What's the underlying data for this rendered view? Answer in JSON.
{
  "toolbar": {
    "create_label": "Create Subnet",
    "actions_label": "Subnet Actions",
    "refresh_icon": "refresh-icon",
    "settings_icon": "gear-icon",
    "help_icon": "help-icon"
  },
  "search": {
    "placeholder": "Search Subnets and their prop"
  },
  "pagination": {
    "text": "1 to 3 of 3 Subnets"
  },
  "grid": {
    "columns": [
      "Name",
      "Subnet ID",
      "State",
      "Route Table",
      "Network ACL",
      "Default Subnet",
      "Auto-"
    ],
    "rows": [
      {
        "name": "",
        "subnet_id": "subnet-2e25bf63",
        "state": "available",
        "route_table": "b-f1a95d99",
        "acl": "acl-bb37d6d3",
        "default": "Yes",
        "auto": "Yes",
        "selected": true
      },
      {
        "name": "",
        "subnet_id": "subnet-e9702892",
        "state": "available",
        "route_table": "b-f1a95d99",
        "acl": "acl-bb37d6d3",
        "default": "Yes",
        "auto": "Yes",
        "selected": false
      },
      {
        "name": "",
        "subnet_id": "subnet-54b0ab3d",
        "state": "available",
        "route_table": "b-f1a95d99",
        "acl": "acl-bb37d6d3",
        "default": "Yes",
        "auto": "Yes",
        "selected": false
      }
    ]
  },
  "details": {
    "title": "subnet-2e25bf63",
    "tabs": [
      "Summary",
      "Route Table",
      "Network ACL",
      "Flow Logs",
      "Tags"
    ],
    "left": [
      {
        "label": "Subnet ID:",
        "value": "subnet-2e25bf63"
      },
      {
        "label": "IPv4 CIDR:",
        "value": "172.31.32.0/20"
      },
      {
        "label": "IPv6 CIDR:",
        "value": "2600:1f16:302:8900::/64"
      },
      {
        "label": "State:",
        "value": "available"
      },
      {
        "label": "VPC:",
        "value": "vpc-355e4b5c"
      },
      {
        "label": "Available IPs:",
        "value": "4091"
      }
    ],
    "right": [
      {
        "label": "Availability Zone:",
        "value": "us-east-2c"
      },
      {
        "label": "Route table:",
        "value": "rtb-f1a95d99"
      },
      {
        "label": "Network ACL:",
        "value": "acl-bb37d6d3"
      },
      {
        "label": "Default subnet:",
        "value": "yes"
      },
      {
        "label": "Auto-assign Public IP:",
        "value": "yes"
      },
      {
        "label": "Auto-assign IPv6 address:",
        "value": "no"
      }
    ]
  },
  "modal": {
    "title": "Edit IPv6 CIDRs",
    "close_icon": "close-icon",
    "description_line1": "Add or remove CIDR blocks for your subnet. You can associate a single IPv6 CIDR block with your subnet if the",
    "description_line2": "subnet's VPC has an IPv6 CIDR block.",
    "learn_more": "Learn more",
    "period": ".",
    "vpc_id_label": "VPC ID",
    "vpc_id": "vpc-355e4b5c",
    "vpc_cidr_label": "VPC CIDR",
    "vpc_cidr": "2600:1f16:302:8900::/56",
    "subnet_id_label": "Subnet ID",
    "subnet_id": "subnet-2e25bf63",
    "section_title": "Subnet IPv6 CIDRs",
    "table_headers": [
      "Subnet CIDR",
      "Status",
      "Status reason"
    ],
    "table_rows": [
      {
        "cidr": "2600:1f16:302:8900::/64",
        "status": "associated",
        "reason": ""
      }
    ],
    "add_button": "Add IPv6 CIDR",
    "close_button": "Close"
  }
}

────────────────────

Set exercise | Give the listing again, word for word.

Final result |
What's the underlying data for this rendered view? Answer in JSON.
{
  "toolbar": {
    "create_label": "Create Subnet",
    "actions_label": "Subnet Actions",
    "refresh_icon": "refresh-icon",
    "settings_icon": "gear-icon",
    "help_icon": "help-icon"
  },
  "search": {
    "placeholder": "Search Subnets and their prop"
  },
  "pagination": {
    "text": "1 to 3 of 3 Subnets"
  },
  "grid": {
    "columns": [
      "Name",
      "Subnet ID",
      "State",
      "Route Table",
      "Network ACL",
      "Default Subnet",
      "Auto-"
    ],
    "rows": [
      {
        "name": "",
        "subnet_id": "subnet-2e25bf63",
        "state": "available",
        "route_table": "b-f1a95d99",
        "acl": "acl-bb37d6d3",
        "default": "Yes",
        "auto": "Yes",
        "selected": true
      },
      {
        "name": "",
        "subnet_id": "subnet-e9702892",
        "state": "available",
        "route_table": "b-f1a95d99",
        "acl": "acl-bb37d6d3",
        "default": "Yes",
        "auto": "Yes",
        "selected": false
      },
      {
        "name": "",
        "subnet_id": "subnet-54b0ab3d",
        "state": "available",
        "route_table": "b-f1a95d99",
        "acl": "acl-bb37d6d3",
        "default": "Yes",
        "auto": "Yes",
        "selected": false
      }
    ]
  },
  "details": {
    "title": "subnet-2e25bf63",
    "tabs": [
      "Summary",
      "Route Table",
      "Network ACL",
      "Flow Logs",
      "Tags"
    ],
    "left": [
      {
        "label": "Subnet ID:",
        "value": "subnet-2e25bf63"
      },
      {
        "label": "IPv4 CIDR:",
        "value": "172.31.32.0/20"
      },
      {
        "label": "IPv6 CIDR:",
        "value": "2600:1f16:302:8900::/64"
      },
      {
        "label": "State:",
        "value": "available"
      },
      {
        "label": "VPC:",
        "value": "vpc-355e4b5c"
      },
      {
        "label": "Available IPs:",
        "value": "4091"
      }
    ],
    "right": [
      {
        "label": "Availability Zone:",
        "value": "us-east-2c"
      },
      {
        "label": "Route table:",
        "value": "rtb-f1a95d99"
      },
      {
        "label": "Network ACL:",
        "value": "acl-bb37d6d3"
      },
      {
        "label": "Default subnet:",
        "value": "yes"
      },
      {
        "label": "Auto-assign Public IP:",
        "value": "yes"
      },
      {
        "label": "Auto-assign IPv6 address:",
        "value": "no"
      }
    ]
  },
  "modal": {
    "title": "Edit IPv6 CIDRs",
    "close_icon": "close-icon",
    "description_line1": "Add or remove CIDR blocks for your subnet. You can associate a single IPv6 CIDR block with your subnet if the",
    "description_line2": "subnet's VPC has an IPv6 CIDR block.",
    "learn_more": "Learn more",
    "period": ".",
    "vpc_id_label": "VPC ID",
    "vpc_id": "vpc-355e4b5c",
    "vpc_cidr_label": "VPC CIDR",
    "vpc_cidr": "2600:1f16:302:8900::/56",
    "subnet_id_label": "Subnet ID",
    "subnet_id": "subnet-2e25bf63",
    "section_title": "Subnet IPv6 CIDRs",
    "table_headers": [
      "Subnet CIDR",
      "Status",
      "Status reason"
    ],
    "table_rows": [
      {
        "cidr": "2600:1f16:302:8900::/64",
        "status": "associated",
        "reason": ""
      }
    ],
    "add_button": "Add IPv6 CIDR",
    "close_button": "Close"
  }
}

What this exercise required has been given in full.